→ **Task objective**: Read the listing below and copy out every line that holds "договора".
--- Begin Records to use ---
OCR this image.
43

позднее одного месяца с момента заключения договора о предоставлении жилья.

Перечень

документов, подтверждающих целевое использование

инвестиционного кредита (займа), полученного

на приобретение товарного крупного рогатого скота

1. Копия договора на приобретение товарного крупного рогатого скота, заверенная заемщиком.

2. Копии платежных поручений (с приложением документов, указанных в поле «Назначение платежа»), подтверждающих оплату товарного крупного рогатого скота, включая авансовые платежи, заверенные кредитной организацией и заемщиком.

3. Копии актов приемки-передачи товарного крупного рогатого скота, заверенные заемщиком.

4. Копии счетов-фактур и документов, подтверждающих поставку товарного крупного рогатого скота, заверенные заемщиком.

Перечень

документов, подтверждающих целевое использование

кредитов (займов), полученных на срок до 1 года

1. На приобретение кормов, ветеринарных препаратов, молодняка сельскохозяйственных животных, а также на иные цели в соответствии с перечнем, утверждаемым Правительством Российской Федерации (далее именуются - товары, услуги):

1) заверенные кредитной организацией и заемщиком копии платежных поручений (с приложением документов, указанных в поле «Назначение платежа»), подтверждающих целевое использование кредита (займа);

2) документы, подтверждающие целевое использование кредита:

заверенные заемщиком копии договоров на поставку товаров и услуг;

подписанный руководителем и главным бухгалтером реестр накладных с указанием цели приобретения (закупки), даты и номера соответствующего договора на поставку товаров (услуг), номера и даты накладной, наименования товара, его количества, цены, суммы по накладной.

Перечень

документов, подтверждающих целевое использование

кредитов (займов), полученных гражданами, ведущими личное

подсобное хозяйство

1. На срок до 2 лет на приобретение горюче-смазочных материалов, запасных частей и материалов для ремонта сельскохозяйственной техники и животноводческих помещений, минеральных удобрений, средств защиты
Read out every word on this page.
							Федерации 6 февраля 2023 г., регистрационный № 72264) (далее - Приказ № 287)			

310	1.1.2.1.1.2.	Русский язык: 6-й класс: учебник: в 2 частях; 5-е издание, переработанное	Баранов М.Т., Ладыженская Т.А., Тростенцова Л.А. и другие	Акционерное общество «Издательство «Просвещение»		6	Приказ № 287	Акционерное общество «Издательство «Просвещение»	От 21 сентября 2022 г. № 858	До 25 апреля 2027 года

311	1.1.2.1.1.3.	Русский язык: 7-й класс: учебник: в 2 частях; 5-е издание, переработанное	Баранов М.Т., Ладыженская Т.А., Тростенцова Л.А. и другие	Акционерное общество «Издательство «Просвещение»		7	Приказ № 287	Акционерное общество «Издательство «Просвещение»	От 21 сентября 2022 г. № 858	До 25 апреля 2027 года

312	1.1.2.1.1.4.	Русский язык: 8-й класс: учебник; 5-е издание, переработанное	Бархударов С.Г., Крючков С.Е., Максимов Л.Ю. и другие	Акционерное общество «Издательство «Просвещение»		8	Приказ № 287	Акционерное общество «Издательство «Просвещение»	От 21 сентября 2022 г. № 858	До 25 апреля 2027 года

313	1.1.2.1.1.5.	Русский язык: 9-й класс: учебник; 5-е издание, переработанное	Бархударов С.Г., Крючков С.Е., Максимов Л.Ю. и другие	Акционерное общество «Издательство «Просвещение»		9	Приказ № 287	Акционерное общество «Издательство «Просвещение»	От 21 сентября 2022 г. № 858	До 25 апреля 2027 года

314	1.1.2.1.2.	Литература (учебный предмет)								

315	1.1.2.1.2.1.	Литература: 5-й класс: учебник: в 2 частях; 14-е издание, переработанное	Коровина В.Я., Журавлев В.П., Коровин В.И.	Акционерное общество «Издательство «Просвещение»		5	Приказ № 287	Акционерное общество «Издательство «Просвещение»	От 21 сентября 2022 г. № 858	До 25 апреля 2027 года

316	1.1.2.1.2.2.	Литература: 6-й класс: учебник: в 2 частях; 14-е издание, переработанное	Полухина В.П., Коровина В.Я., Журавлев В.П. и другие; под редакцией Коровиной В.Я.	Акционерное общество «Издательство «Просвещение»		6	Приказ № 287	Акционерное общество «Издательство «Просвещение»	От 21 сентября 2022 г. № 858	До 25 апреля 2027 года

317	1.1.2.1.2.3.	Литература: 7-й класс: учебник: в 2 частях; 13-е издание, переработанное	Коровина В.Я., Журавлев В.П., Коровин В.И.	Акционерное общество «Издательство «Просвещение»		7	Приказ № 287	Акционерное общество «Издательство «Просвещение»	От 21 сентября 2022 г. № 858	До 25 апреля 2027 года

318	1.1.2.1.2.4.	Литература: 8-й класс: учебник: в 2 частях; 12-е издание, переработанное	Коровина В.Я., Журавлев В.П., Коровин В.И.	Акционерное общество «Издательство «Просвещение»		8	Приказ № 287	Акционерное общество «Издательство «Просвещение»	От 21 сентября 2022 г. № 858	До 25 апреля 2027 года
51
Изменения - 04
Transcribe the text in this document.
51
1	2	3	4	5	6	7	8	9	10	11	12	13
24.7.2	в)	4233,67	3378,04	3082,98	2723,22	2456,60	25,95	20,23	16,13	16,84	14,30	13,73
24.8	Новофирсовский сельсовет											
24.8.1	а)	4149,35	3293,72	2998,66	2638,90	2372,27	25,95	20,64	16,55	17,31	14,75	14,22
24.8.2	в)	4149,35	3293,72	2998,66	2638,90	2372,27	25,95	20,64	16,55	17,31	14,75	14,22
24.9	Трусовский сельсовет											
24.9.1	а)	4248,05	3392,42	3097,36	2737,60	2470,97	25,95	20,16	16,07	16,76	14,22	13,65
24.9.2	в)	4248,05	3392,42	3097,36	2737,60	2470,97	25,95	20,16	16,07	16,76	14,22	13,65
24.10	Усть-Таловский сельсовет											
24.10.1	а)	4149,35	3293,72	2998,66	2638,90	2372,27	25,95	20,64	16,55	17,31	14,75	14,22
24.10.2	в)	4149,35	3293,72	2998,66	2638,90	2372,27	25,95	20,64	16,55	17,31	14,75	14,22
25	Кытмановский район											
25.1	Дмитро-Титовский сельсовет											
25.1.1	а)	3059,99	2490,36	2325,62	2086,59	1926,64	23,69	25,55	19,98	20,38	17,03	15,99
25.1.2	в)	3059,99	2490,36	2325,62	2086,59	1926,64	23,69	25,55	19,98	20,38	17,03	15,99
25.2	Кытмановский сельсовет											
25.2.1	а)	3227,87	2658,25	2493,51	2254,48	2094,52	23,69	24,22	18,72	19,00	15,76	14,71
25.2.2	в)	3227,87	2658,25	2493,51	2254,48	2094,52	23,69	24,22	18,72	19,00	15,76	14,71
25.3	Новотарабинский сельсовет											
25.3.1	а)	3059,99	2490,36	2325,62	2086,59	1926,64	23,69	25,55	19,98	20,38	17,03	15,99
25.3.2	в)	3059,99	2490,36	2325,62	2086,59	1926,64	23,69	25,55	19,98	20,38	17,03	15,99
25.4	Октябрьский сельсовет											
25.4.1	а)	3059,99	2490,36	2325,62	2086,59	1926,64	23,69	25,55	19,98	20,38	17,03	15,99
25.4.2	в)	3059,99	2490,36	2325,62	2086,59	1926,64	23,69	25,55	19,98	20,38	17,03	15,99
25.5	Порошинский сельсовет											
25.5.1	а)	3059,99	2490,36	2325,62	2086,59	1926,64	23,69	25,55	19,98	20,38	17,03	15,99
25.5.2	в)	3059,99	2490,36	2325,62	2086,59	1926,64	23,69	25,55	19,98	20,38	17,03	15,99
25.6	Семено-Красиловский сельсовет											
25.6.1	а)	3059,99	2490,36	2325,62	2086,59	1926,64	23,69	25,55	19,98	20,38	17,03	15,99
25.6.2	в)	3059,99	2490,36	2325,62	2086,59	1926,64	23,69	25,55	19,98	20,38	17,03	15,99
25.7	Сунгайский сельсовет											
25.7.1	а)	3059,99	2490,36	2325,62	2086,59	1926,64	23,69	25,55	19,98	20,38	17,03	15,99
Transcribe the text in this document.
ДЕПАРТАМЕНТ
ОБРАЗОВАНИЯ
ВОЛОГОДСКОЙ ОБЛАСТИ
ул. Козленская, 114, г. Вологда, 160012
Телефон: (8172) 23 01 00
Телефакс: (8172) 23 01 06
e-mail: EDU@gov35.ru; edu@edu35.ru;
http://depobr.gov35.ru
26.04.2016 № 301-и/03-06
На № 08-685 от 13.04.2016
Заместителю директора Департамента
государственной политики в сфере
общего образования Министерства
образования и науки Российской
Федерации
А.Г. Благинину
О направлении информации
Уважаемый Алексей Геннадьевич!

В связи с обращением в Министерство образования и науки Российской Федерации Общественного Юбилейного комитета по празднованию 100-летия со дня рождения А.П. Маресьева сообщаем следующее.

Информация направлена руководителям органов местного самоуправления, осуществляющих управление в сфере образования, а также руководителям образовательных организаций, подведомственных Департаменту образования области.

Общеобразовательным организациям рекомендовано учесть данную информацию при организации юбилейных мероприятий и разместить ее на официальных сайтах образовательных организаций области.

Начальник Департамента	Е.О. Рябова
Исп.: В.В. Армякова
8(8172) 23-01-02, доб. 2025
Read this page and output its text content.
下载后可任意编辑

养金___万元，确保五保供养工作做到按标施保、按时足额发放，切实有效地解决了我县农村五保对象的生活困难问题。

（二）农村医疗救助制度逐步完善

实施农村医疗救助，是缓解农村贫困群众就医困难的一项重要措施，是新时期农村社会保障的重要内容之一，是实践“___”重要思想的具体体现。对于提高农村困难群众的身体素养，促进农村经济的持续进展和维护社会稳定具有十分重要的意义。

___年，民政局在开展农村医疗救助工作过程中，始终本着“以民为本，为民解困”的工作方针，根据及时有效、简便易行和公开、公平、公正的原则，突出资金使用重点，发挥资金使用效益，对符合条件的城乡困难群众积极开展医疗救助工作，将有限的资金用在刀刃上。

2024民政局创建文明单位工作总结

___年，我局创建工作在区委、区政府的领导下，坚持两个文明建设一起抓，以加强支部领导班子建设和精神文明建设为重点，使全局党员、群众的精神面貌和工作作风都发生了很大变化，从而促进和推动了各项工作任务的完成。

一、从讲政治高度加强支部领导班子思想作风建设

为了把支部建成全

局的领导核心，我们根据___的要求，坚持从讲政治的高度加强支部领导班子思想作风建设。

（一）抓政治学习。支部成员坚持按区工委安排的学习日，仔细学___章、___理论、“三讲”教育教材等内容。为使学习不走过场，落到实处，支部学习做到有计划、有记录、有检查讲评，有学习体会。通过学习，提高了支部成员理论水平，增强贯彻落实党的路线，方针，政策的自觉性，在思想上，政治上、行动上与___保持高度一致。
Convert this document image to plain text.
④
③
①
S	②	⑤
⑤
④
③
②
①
--- End Records to use ---
→ **Exercise solution**:
позднее одного месяца с момента заключения договора о предоставлении жилья.
1. Копия договора на приобретение товарного крупного рогатого скота, заверенная заемщиком.
подписанный руководителем и главным бухгалтером реестр накладных с указанием цели приобретения (закупки), даты и номера соответствующего договора на поставку товаров (услуг), номера и даты накладной, наименования товара, его количества, цены, суммы по накладной.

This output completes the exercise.